Task directions:
Select every line containing the word "OpenMP" from the material, and copy those lines.

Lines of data
|---|

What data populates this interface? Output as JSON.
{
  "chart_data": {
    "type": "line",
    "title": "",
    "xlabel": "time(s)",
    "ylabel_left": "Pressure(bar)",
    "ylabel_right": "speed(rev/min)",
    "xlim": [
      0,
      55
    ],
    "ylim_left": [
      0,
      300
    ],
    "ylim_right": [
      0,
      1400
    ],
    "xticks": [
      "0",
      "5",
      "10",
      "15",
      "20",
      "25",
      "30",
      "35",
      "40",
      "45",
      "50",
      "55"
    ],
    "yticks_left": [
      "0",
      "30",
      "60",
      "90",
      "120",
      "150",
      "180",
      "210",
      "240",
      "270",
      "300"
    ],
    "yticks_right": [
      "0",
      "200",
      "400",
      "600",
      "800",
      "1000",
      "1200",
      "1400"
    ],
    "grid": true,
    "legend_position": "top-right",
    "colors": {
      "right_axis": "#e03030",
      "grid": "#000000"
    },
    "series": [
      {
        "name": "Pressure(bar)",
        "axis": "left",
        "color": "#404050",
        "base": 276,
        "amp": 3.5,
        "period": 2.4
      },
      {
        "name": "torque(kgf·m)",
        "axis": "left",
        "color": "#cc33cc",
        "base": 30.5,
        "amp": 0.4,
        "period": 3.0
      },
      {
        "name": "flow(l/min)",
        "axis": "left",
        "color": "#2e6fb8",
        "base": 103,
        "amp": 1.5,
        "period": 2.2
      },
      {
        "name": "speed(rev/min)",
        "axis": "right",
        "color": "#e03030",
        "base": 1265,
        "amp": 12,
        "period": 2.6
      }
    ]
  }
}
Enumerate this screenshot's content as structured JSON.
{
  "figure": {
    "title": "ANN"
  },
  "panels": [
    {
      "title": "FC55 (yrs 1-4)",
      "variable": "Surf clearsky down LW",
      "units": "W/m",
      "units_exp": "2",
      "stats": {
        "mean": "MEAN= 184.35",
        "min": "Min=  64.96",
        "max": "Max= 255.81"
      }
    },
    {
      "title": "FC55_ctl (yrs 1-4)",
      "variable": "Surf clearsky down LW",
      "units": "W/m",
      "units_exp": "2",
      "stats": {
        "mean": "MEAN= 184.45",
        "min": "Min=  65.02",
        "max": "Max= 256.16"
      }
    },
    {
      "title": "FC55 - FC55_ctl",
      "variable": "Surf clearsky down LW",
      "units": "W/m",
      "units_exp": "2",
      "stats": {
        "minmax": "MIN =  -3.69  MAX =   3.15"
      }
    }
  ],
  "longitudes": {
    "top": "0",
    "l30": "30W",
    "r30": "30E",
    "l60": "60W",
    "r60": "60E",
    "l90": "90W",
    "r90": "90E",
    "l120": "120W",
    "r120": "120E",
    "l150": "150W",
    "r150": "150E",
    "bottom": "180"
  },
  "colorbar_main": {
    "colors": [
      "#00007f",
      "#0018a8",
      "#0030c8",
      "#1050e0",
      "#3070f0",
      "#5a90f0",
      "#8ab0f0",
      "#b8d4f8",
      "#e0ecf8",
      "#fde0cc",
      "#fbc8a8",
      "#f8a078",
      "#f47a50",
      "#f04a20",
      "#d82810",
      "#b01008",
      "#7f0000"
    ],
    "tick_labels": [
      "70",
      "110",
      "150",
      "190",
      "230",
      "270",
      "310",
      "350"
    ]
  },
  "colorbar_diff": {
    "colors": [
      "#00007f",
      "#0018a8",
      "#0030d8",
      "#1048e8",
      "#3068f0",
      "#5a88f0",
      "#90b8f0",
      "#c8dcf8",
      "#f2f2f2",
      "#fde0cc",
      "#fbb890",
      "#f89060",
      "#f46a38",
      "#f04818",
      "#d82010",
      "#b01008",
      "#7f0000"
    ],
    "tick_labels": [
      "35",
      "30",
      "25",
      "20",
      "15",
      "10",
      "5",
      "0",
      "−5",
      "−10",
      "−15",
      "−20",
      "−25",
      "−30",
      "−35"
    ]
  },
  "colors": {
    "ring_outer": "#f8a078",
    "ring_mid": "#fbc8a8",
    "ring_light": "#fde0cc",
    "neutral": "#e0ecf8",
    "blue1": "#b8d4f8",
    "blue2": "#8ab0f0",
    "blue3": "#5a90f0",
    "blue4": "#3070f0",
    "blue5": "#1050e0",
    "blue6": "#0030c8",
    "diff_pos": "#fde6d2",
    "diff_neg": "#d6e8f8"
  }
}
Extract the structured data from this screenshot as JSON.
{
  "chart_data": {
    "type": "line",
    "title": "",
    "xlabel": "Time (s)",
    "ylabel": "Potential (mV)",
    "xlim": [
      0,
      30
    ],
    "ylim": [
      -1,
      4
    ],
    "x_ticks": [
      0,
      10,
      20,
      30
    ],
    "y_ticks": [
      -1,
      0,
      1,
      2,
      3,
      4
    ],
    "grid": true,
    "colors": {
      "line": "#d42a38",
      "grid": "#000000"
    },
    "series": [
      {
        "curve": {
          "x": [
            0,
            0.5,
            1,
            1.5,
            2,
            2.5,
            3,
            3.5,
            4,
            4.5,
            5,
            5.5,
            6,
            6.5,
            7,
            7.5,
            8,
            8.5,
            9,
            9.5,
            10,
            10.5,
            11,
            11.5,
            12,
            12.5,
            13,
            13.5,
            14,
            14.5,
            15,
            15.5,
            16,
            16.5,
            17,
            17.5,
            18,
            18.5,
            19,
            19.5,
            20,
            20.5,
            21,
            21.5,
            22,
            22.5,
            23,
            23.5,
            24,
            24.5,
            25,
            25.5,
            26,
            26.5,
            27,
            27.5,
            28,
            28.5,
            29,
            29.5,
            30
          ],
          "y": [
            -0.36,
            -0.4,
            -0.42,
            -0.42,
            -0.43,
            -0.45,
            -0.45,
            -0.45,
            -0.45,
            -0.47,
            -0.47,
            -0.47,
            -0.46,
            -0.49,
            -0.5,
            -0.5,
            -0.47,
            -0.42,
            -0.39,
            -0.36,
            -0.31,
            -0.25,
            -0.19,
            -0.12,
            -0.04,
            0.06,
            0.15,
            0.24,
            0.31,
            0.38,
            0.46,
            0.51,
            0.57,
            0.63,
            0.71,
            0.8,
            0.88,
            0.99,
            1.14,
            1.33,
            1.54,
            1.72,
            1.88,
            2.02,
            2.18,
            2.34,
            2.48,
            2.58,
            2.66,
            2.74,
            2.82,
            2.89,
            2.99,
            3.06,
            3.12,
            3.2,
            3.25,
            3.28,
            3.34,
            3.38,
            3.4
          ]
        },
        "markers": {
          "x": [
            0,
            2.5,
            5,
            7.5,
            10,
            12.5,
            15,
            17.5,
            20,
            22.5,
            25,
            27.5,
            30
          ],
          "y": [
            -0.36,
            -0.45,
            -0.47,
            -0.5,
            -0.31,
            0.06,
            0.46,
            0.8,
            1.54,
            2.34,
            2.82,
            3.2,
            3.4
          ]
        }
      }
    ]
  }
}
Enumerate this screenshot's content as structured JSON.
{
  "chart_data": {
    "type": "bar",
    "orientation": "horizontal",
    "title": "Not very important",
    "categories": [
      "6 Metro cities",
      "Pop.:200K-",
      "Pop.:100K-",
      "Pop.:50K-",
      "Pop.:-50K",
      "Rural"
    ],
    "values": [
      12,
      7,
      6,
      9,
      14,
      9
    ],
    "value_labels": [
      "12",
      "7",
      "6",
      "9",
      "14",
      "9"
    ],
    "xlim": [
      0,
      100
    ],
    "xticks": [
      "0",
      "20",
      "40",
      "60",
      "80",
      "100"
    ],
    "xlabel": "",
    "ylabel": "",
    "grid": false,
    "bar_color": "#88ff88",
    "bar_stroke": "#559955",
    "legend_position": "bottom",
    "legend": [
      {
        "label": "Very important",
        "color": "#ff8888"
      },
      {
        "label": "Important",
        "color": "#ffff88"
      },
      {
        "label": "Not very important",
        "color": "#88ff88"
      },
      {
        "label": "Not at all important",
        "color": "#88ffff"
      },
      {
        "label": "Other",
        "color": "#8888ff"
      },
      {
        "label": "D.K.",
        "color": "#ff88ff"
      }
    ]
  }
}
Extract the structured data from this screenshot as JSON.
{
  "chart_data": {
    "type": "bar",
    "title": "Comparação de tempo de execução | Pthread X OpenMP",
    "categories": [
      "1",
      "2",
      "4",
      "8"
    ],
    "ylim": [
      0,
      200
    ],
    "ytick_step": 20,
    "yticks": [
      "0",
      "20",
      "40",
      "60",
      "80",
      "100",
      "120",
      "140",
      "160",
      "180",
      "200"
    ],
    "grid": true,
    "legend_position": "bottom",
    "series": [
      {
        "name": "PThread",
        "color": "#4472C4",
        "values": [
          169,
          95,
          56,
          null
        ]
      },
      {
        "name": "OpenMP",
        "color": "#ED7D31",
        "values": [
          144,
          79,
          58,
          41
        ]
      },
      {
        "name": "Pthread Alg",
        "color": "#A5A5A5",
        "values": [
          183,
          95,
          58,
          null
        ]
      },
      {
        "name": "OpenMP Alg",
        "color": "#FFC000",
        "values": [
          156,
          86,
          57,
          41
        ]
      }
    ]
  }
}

|---|

Response to this exercise:
    "title": "Comparação de tempo de execução | Pthread X OpenMP",
        "name": "OpenMP",
        "name": "OpenMP Alg",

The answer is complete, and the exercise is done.